Layout region records
* BEGIN *

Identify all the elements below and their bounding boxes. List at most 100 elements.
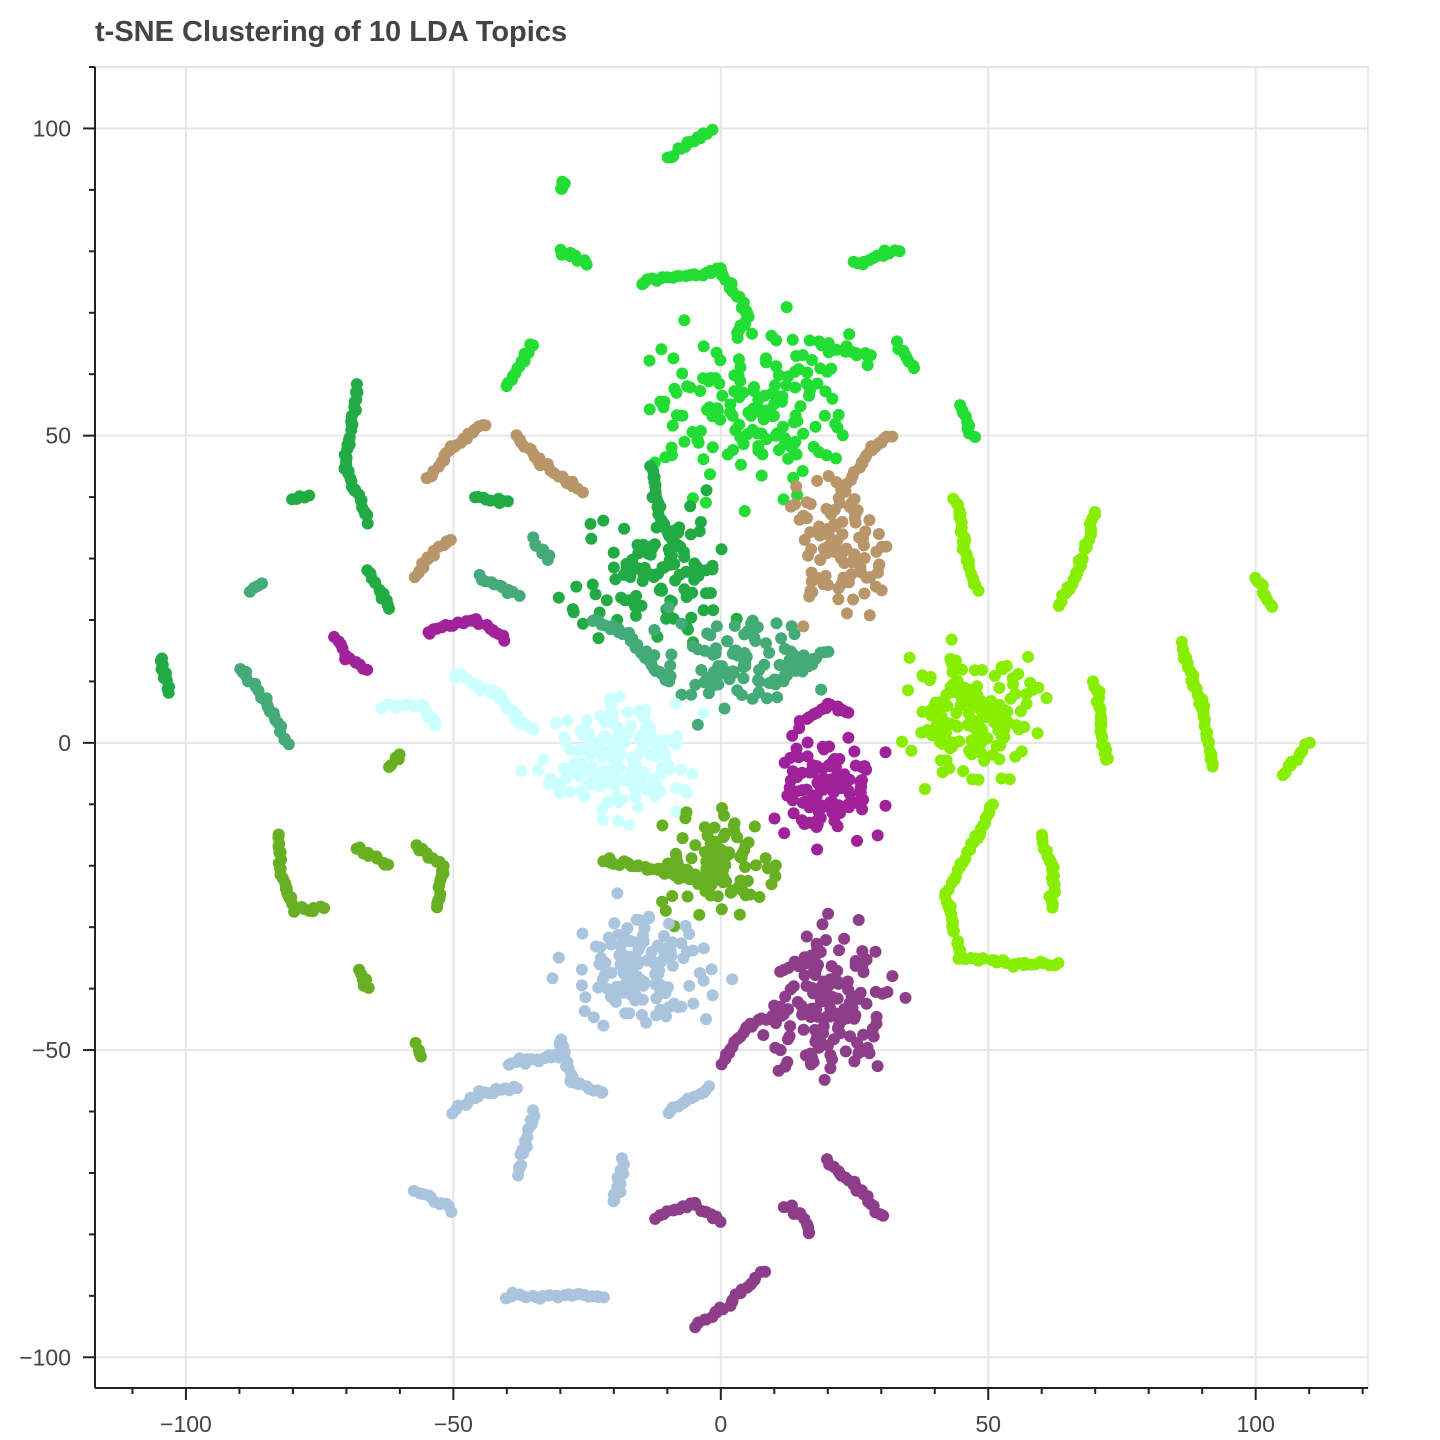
- data-point: [852, 914, 865, 926]
- data-point: [812, 1041, 825, 1054]
- data-point: [776, 390, 789, 403]
- data-point: [695, 664, 708, 676]
- data-point: [643, 354, 656, 367]
- data-point: [824, 973, 837, 986]
- data-point: [816, 740, 829, 753]
- data-point: [608, 751, 621, 763]
- data-point: [668, 382, 681, 395]
- data-point: [908, 362, 920, 375]
- data-point: [382, 858, 395, 871]
- data-point: [966, 773, 979, 786]
- data-point: [724, 406, 737, 419]
- data-point: [648, 624, 661, 636]
- data-point: [977, 952, 990, 965]
- data-point: [818, 409, 831, 422]
- data-point: [498, 634, 511, 647]
- data-point: [546, 972, 559, 985]
- data-point: [893, 245, 906, 258]
- data-point: [842, 706, 855, 719]
- data-point: [659, 904, 672, 917]
- data-point: [700, 1013, 712, 1026]
- data-point: [656, 819, 669, 832]
- data-point: [608, 917, 621, 930]
- data-point: [361, 508, 374, 521]
- data-point: [693, 967, 706, 979]
- data-point: [725, 886, 738, 899]
- data-point: [867, 1030, 880, 1043]
- data-point: [660, 612, 673, 625]
- data-point: [702, 882, 714, 895]
- data-point: [807, 1005, 820, 1018]
- data-point: [1088, 506, 1101, 518]
- data-point: [749, 859, 762, 872]
- data-point: [748, 381, 760, 393]
- data-point: [681, 890, 694, 903]
- data-point: [739, 660, 752, 672]
- data-point: [592, 981, 605, 994]
- data-point: [635, 599, 648, 612]
- data-point: [624, 720, 637, 732]
- data-point: [731, 831, 744, 844]
- data-point: [797, 620, 810, 633]
- data-point: [544, 772, 557, 785]
- data-point: [591, 744, 604, 757]
- data-point: [969, 431, 982, 443]
- data-point: [361, 517, 374, 530]
- data-point: [1052, 957, 1065, 969]
- data-point: [700, 673, 713, 686]
- data-point: [665, 449, 678, 462]
- data-point: [675, 937, 688, 950]
- data-point: [693, 908, 706, 921]
- data-point: [903, 651, 916, 664]
- data-point: [531, 764, 544, 777]
- data-point: [479, 419, 492, 432]
- data-point: [844, 1030, 857, 1043]
- data-point: [686, 768, 699, 781]
- data-point: [731, 331, 744, 344]
- data-point: [663, 917, 675, 930]
- data-point: [975, 747, 988, 759]
- data-point: [734, 361, 747, 374]
- data-point: [1031, 727, 1044, 740]
- data-point: [579, 991, 592, 1004]
- data-point: [782, 452, 795, 465]
- data-point: [770, 360, 783, 373]
- data-point: [576, 927, 589, 940]
- data-point: [843, 500, 856, 513]
- data-point: [858, 552, 871, 564]
- data-point: [1206, 760, 1219, 773]
- data-point: [653, 964, 666, 977]
- data-point: [575, 743, 587, 756]
- data-point: [589, 940, 602, 953]
- data-point: [588, 767, 601, 780]
- data-point: [841, 975, 854, 988]
- data-point: [777, 1008, 790, 1021]
- data-point: [769, 1041, 782, 1054]
- data-point: [786, 333, 799, 346]
- data-point: [781, 789, 794, 802]
- data-point: [580, 714, 593, 727]
- data-point: [633, 914, 646, 927]
- data-point: [598, 730, 611, 743]
- data-point: [789, 365, 801, 378]
- data-point: [715, 903, 728, 916]
- data-point: [863, 1047, 876, 1060]
- data-point: [833, 497, 846, 510]
- data-point: [746, 327, 758, 340]
- data-point: [794, 400, 807, 413]
- data-point: [759, 852, 772, 865]
- data-point: [807, 966, 820, 979]
- data-point: [303, 489, 316, 502]
- data-point: [804, 1047, 817, 1060]
- data-point: [414, 1050, 427, 1063]
- data-point: [781, 1033, 794, 1046]
- data-point: [804, 498, 817, 510]
- data-point: [710, 620, 723, 633]
- data-point: [580, 258, 593, 271]
- data-point: [361, 663, 374, 676]
- data-point: [826, 392, 839, 405]
- data-point: [576, 486, 589, 499]
- y-tick-label: −100: [19, 1344, 71, 1370]
- data-point: [822, 907, 835, 920]
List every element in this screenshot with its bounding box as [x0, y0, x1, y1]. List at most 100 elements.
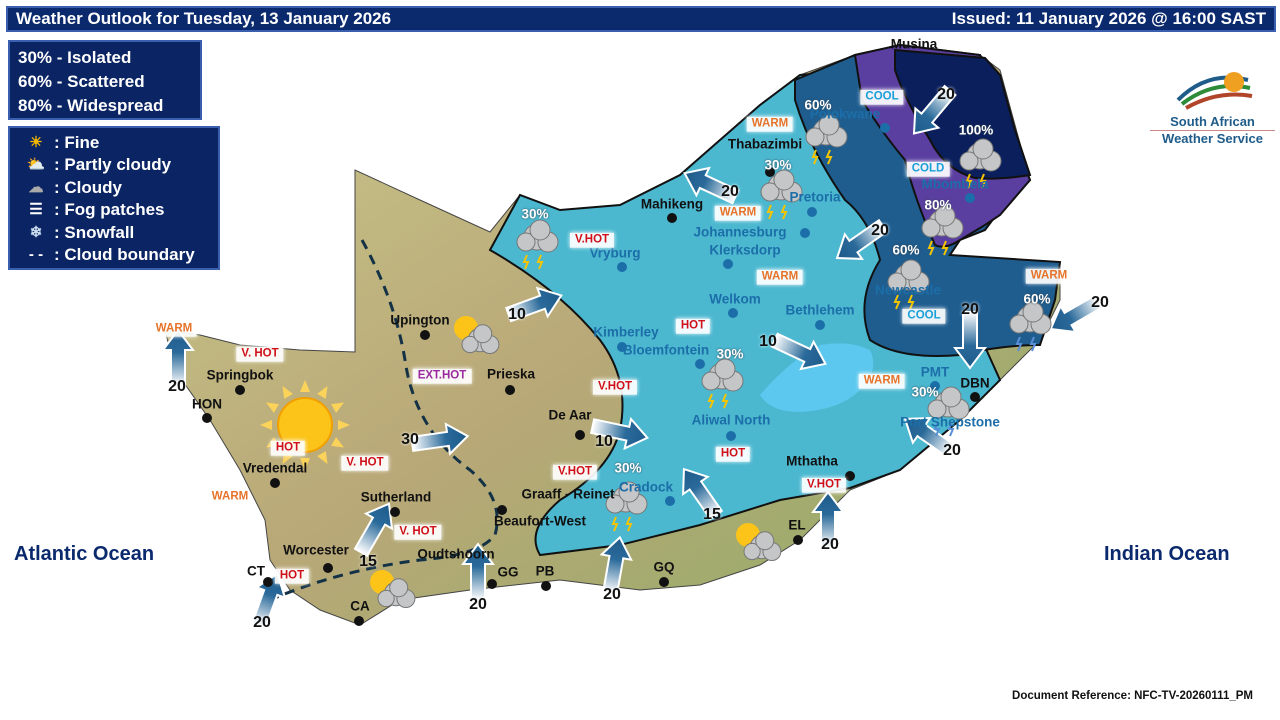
wind-arrow — [161, 328, 195, 387]
lesotho — [760, 343, 874, 412]
temperature-label: WARM — [211, 490, 249, 503]
thunderstorm-icon — [887, 259, 930, 310]
legend-cloudy: : Cloudy — [54, 177, 122, 197]
city-marker — [726, 431, 736, 441]
city-label: GG — [497, 564, 519, 580]
rain-probability: 80% — [924, 197, 952, 213]
city-label: Mthatha — [786, 453, 838, 469]
legend-fine: : Fine — [54, 133, 100, 152]
thunderstorm-icon — [921, 205, 964, 256]
temperature-label: V.HOT — [592, 379, 638, 395]
atlantic-ocean-label: Atlantic Ocean — [14, 543, 155, 565]
temperature-label: V. HOT — [394, 524, 442, 540]
wind-speed: 15 — [703, 506, 721, 524]
wind-arrow — [410, 422, 470, 456]
city-marker — [793, 535, 803, 545]
city-marker — [970, 392, 980, 402]
city-marker — [497, 505, 507, 515]
wind-arrow — [353, 502, 394, 558]
wind-speed: 10 — [759, 333, 777, 351]
legend-cloud-boundary: : Cloud boundary — [54, 245, 195, 265]
wind-arrow — [835, 218, 889, 260]
logo-line1: South African — [1170, 114, 1255, 129]
wind-arrow — [505, 286, 563, 323]
rain-probability: 30% — [521, 206, 549, 222]
city-marker — [845, 471, 855, 481]
legend-isolated: 30% - Isolated — [18, 48, 132, 67]
wind-arrow — [682, 467, 724, 521]
city-marker — [659, 577, 669, 587]
city-marker — [880, 123, 890, 133]
partly-cloudy-icon — [454, 316, 500, 354]
rain-cloud-icon — [927, 386, 970, 437]
city-label: Prieska — [486, 366, 536, 382]
wind-speed: 20 — [961, 301, 979, 319]
temperature-label: HOT — [715, 446, 751, 462]
city-label: GQ — [653, 559, 675, 575]
temperature-label: WARM — [150, 321, 198, 337]
city-label: Polokwane — [809, 106, 881, 122]
city-label: Thabazimbi — [727, 136, 803, 152]
city-label: Upington — [390, 312, 450, 328]
thunderstorm-icon — [805, 114, 848, 165]
city-marker — [723, 259, 733, 269]
wind-arrow — [770, 332, 827, 371]
temperature-label: COOL — [902, 308, 946, 324]
city-marker — [665, 496, 675, 506]
thunderstorm-icon — [605, 481, 648, 532]
city-marker — [617, 342, 627, 352]
wind-arrow — [903, 417, 957, 459]
temperature-label: HOT — [675, 318, 711, 334]
city-label: Newcastle — [874, 282, 942, 298]
partly-cloudy-icon: ⛅ — [26, 156, 46, 174]
wind-speed: 20 — [1091, 294, 1109, 312]
city-marker — [728, 308, 738, 318]
page-title: Weather Outlook for Tuesday, 13 January … — [16, 9, 392, 28]
city-label: Cradock — [618, 479, 674, 495]
city-label: Bloemfontein — [622, 342, 710, 358]
saws-logo: South African Weather Service — [1150, 60, 1275, 147]
temperature-label: V. HOT — [341, 455, 389, 471]
city-marker — [695, 359, 705, 369]
legend-widespread: 80% - Widespread — [18, 96, 164, 115]
city-label: Aliwal North — [691, 412, 771, 428]
wind-arrow — [811, 490, 845, 549]
city-marker — [807, 207, 817, 217]
wind-arrow — [589, 416, 650, 451]
city-label: Oudtshoorn — [417, 546, 495, 562]
symbol-legend: ☀: Fine ⛅: Partly cloudy ☁: Cloudy ☰: Fo… — [8, 126, 220, 270]
probability-legend: 30% - Isolated 60% - Scattered 80% - Wid… — [8, 40, 202, 120]
city-marker — [765, 167, 775, 177]
saws-logo-emblem — [1176, 72, 1252, 110]
city-label: HON — [192, 396, 222, 412]
rain-probability: 60% — [804, 97, 832, 113]
city-marker — [667, 213, 677, 223]
issued-time: Issued: 11 January 2026 @ 16:00 SAST — [951, 9, 1266, 28]
wind-speed: 20 — [469, 596, 487, 614]
city-label: Welkom — [709, 291, 761, 307]
temperature-label: V.HOT — [569, 232, 615, 248]
legend-partly-cloudy: : Partly cloudy — [54, 155, 172, 175]
wind-arrow — [599, 535, 633, 595]
temperature-label: WARM — [1025, 268, 1073, 284]
city-label: Klerksdorp — [709, 242, 781, 258]
wind-speed: 20 — [821, 536, 839, 554]
city-label: Mbombela — [921, 176, 989, 192]
wind-speed: 10 — [595, 433, 613, 451]
rain-probability: 60% — [1023, 291, 1051, 307]
city-label: Vredendal — [242, 460, 308, 476]
city-label: Johannesburg — [693, 224, 787, 240]
city-label: CT — [247, 563, 265, 579]
city-label: CA — [350, 598, 370, 614]
rain-probability: 30% — [614, 460, 642, 476]
wind-arrow — [953, 311, 987, 370]
city-label: DBN — [960, 375, 990, 391]
wind-arrow — [461, 542, 495, 601]
city-marker — [505, 385, 515, 395]
thunderstorm-icon — [760, 169, 803, 220]
city-marker — [930, 381, 940, 391]
wind-arrow — [683, 166, 740, 205]
legend-scattered: 60% - Scattered — [18, 72, 145, 91]
temperature-label: HOT — [270, 440, 306, 456]
temperature-label: EXT.HOT — [412, 368, 472, 384]
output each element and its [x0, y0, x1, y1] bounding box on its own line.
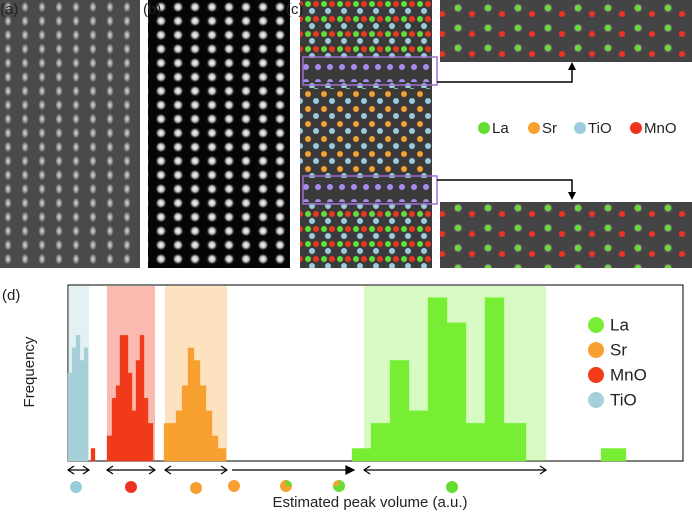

* END *

## DIRECTION
Copy the lines starting at the one containing "- data-point: [852, 914, 865, 926]" and ending at the one containing "- data-point: [818, 409, 831, 422]", both included, without any changes.

## ANSWER BELOW
- data-point: [852, 914, 865, 926]
- data-point: [812, 1041, 825, 1054]
- data-point: [776, 390, 789, 403]
- data-point: [695, 664, 708, 676]
- data-point: [643, 354, 656, 367]
- data-point: [824, 973, 837, 986]
- data-point: [816, 740, 829, 753]
- data-point: [608, 751, 621, 763]
- data-point: [668, 382, 681, 395]
- data-point: [908, 362, 920, 375]
- data-point: [382, 858, 395, 871]
- data-point: [966, 773, 979, 786]
- data-point: [724, 406, 737, 419]
- data-point: [648, 624, 661, 636]
- data-point: [977, 952, 990, 965]
- data-point: [818, 409, 831, 422]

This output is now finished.